### Exercise description
Skip the images and return the records below exactly.

### Task inputs

>>>>

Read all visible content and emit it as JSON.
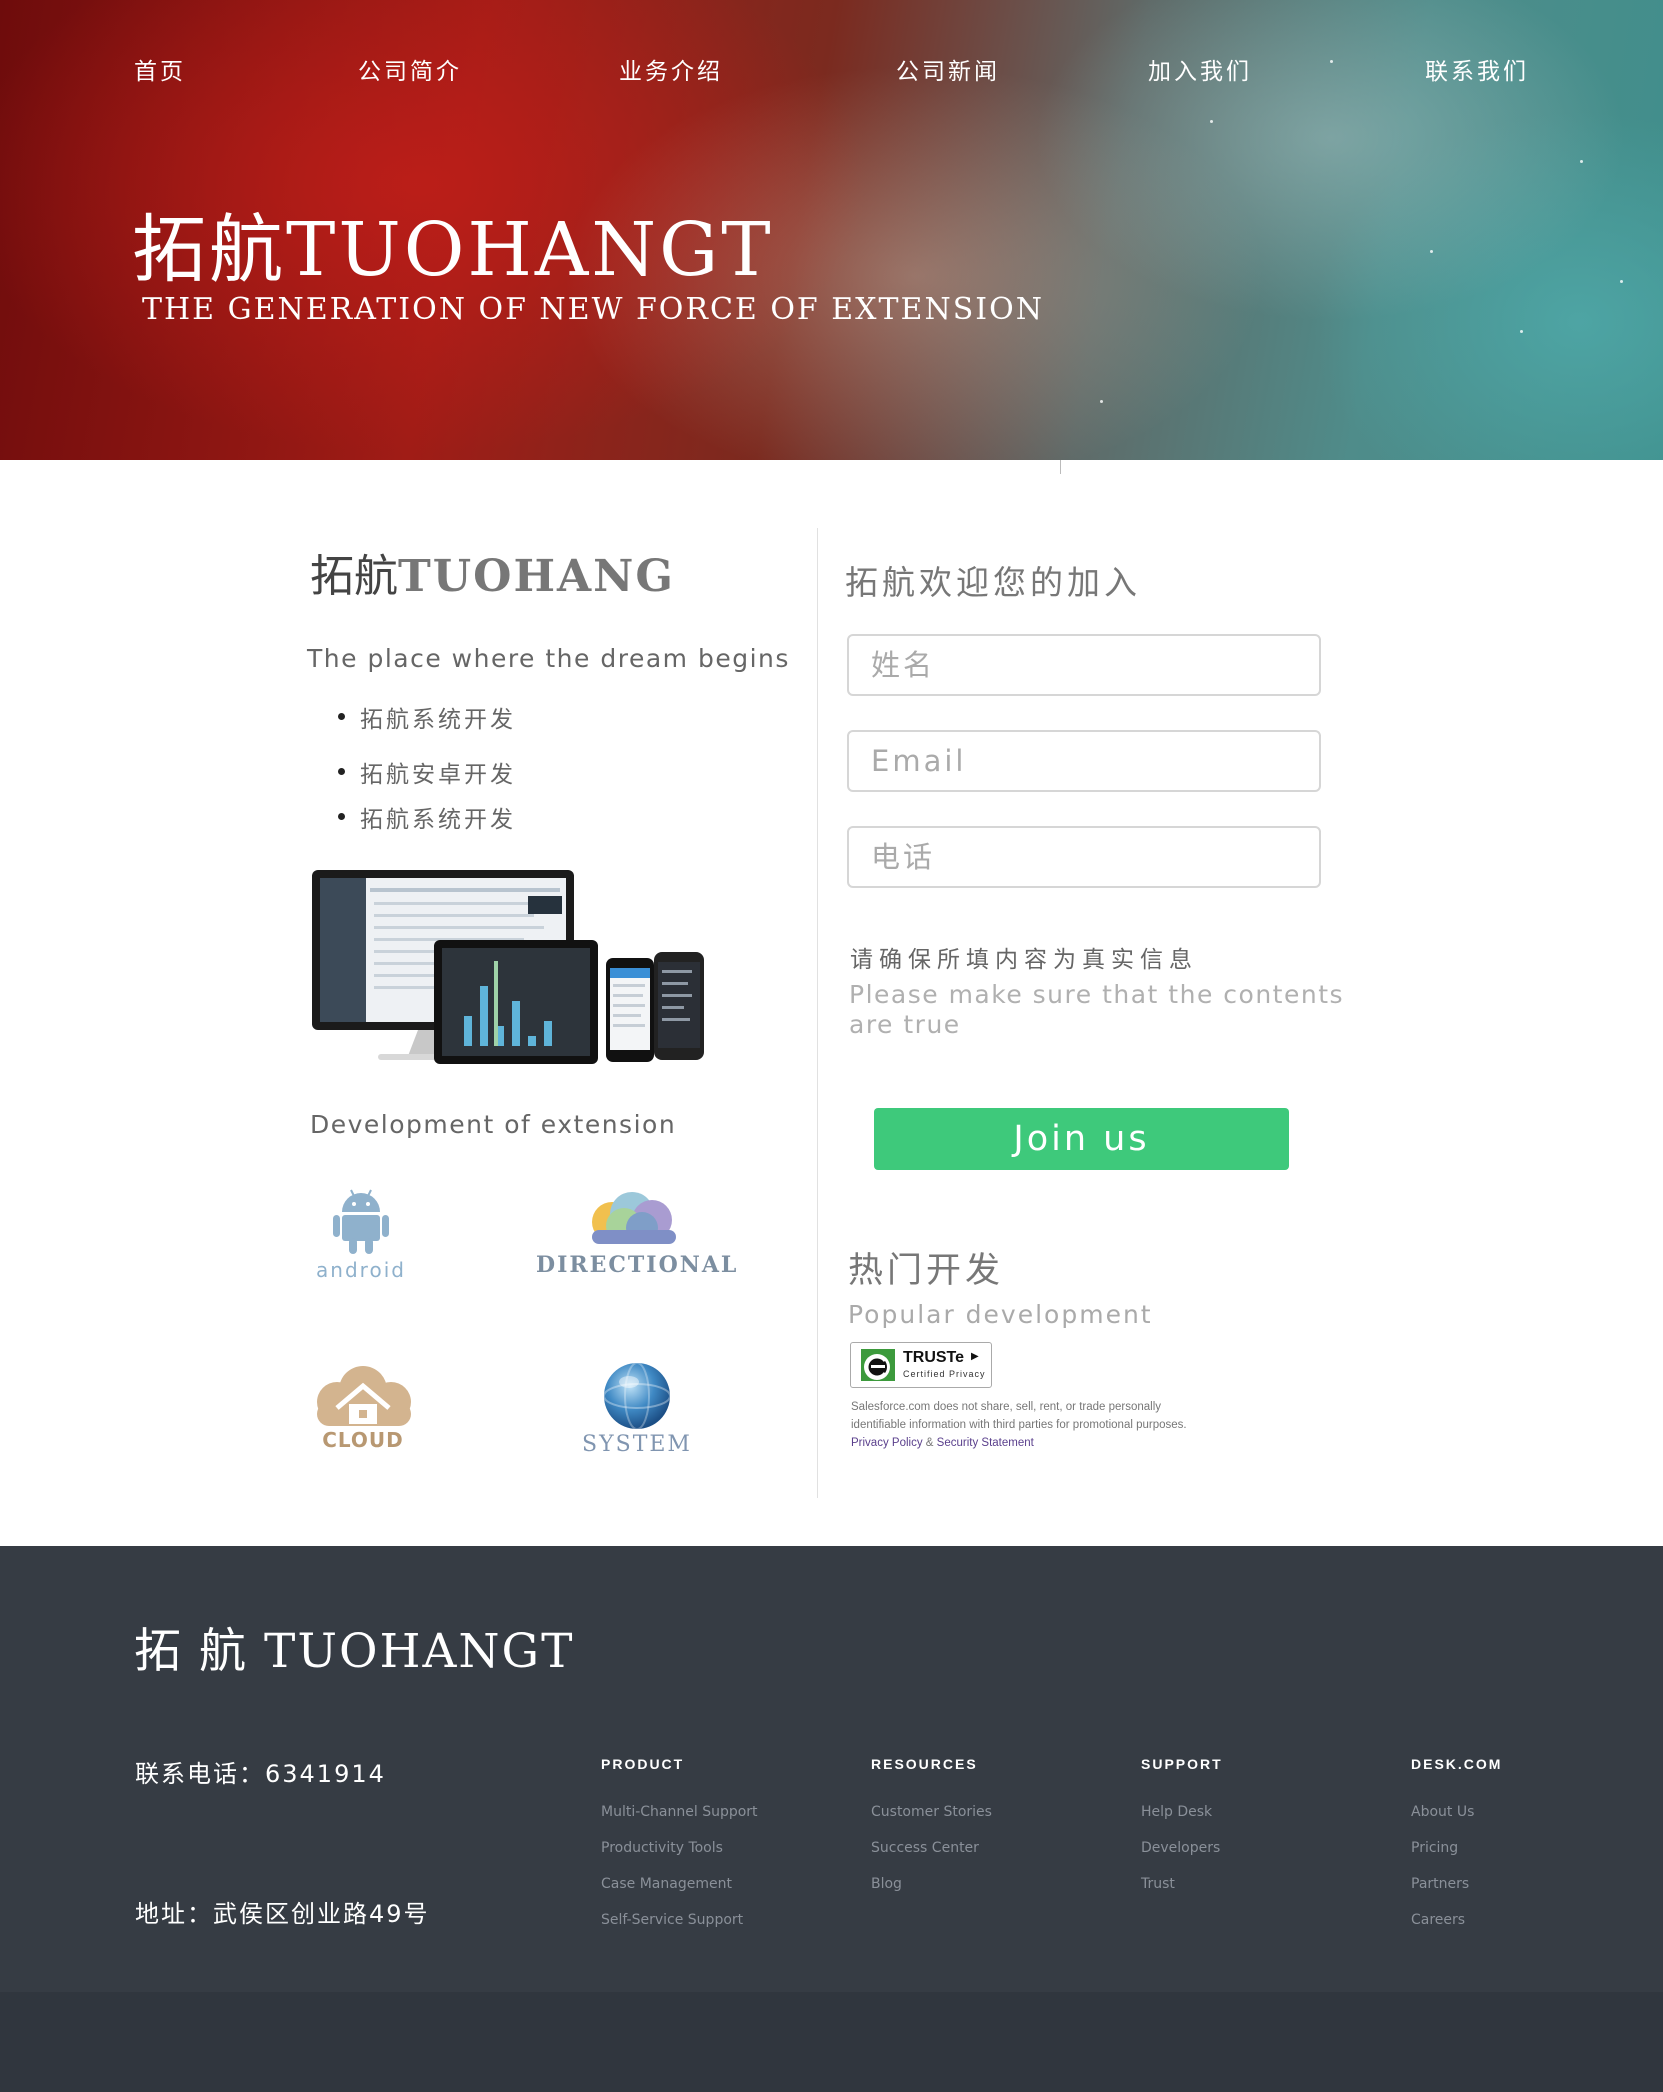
{
  "nav": {
    "items": [
      "首页",
      "公司简介",
      "业务介绍",
      "公司新闻",
      "加入我们",
      "联系我们"
    ]
  },
  "hero": {
    "title": "拓航TUOHANGT",
    "subtitle": "THE GENERATION OF NEW FORCE OF EXTENSION"
  },
  "intro": {
    "brand_cn": "拓航",
    "brand_latin": "TUOHANG",
    "tagline": "The place where the dream begins",
    "bullets": [
      "拓航系统开发",
      "拓航安卓开发",
      "拓航系统开发"
    ],
    "dev_title": "Development of extension",
    "logos": [
      {
        "label": "android",
        "icon": "android-icon"
      },
      {
        "label": "DIRECTIONAL",
        "icon": "rainbow-cloud-icon"
      },
      {
        "label": "CLOUD",
        "icon": "house-cloud-icon"
      },
      {
        "label": "SYSTEM",
        "icon": "globe-icon"
      }
    ]
  },
  "join": {
    "title": "拓航欢迎您的加入",
    "name_placeholder": "姓名",
    "email_placeholder": "Email",
    "phone_placeholder": "电话",
    "note_cn": "请确保所填内容为真实信息",
    "note_en": "Please make sure that the contents are  true",
    "button": "Join us",
    "hot_cn": "热门开发",
    "hot_en": "Popular development",
    "truste_brand": "TRUSTe",
    "truste_sub": "Certified Privacy",
    "privacy_text": "Salesforce.com does not share, sell, rent, or trade personally identifiable information with third parties for promotional purposes.",
    "privacy_link": "Privacy Policy",
    "privacy_amp": "&",
    "security_link": "Security Statement"
  },
  "footer": {
    "brand_cn": "拓航",
    "brand_latin": "TUOHANGT",
    "phone": "联系电话：6341914",
    "address": "地址：武侯区创业路49号",
    "columns": [
      {
        "title": "PRODUCT",
        "links": [
          "Multi-Channel Support",
          "Productivity Tools",
          "Case Management",
          "Self-Service Support"
        ]
      },
      {
        "title": "RESOURCES",
        "links": [
          "Customer Stories",
          "Success Center",
          "Blog"
        ]
      },
      {
        "title": "SUPPORT",
        "links": [
          "Help Desk",
          "Developers",
          "Trust"
        ]
      },
      {
        "title": "DESK.COM",
        "links": [
          "About Us",
          "Pricing",
          "Partners",
          "Careers"
        ]
      }
    ]
  },
  "colors": {
    "accent_green": "#3ec97b",
    "footer_bg": "#363c44",
    "link_purple": "#5a3f8c"
  }
}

<<<<

### Output below
Read all visible content and emit it as JSON.
{
  "nav": {
    "items": [
      "首页",
      "公司简介",
      "业务介绍",
      "公司新闻",
      "加入我们",
      "联系我们"
    ]
  },
  "hero": {
    "title": "拓航TUOHANGT",
    "subtitle": "THE GENERATION OF NEW FORCE OF EXTENSION"
  },
  "intro": {
    "brand_cn": "拓航",
    "brand_latin": "TUOHANG",
    "tagline": "The place where the dream begins",
    "bullets": [
      "拓航系统开发",
      "拓航安卓开发",
      "拓航系统开发"
    ],
    "dev_title": "Development of extension",
    "logos": [
      {
        "label": "android",
        "icon": "android-icon"
      },
      {
        "label": "DIRECTIONAL",
        "icon": "rainbow-cloud-icon"
      },
      {
        "label": "CLOUD",
        "icon": "house-cloud-icon"
      },
      {
        "label": "SYSTEM",
        "icon": "globe-icon"
      }
    ]
  },
  "join": {
    "title": "拓航欢迎您的加入",
    "name_placeholder": "姓名",
    "email_placeholder": "Email",
    "phone_placeholder": "电话",
    "note_cn": "请确保所填内容为真实信息",
    "note_en": "Please make sure that the contents are  true",
    "button": "Join us",
    "hot_cn": "热门开发",
    "hot_en": "Popular development",
    "truste_brand": "TRUSTe",
    "truste_sub": "Certified Privacy",
    "privacy_text": "Salesforce.com does not share, sell, rent, or trade personally identifiable information with third parties for promotional purposes.",
    "privacy_link": "Privacy Policy",
    "privacy_amp": "&",
    "security_link": "Security Statement"
  },
  "footer": {
    "brand_cn": "拓航",
    "brand_latin": "TUOHANGT",
    "phone": "联系电话：6341914",
    "address": "地址：武侯区创业路49号",
    "columns": [
      {
        "title": "PRODUCT",
        "links": [
          "Multi-Channel Support",
          "Productivity Tools",
          "Case Management",
          "Self-Service Support"
        ]
      },
      {
        "title": "RESOURCES",
        "links": [
          "Customer Stories",
          "Success Center",
          "Blog"
        ]
      },
      {
        "title": "SUPPORT",
        "links": [
          "Help Desk",
          "Developers",
          "Trust"
        ]
      },
      {
        "title": "DESK.COM",
        "links": [
          "About Us",
          "Pricing",
          "Partners",
          "Careers"
        ]
      }
    ]
  },
  "colors": {
    "accent_green": "#3ec97b",
    "footer_bg": "#363c44",
    "link_purple": "#5a3f8c"
  }
}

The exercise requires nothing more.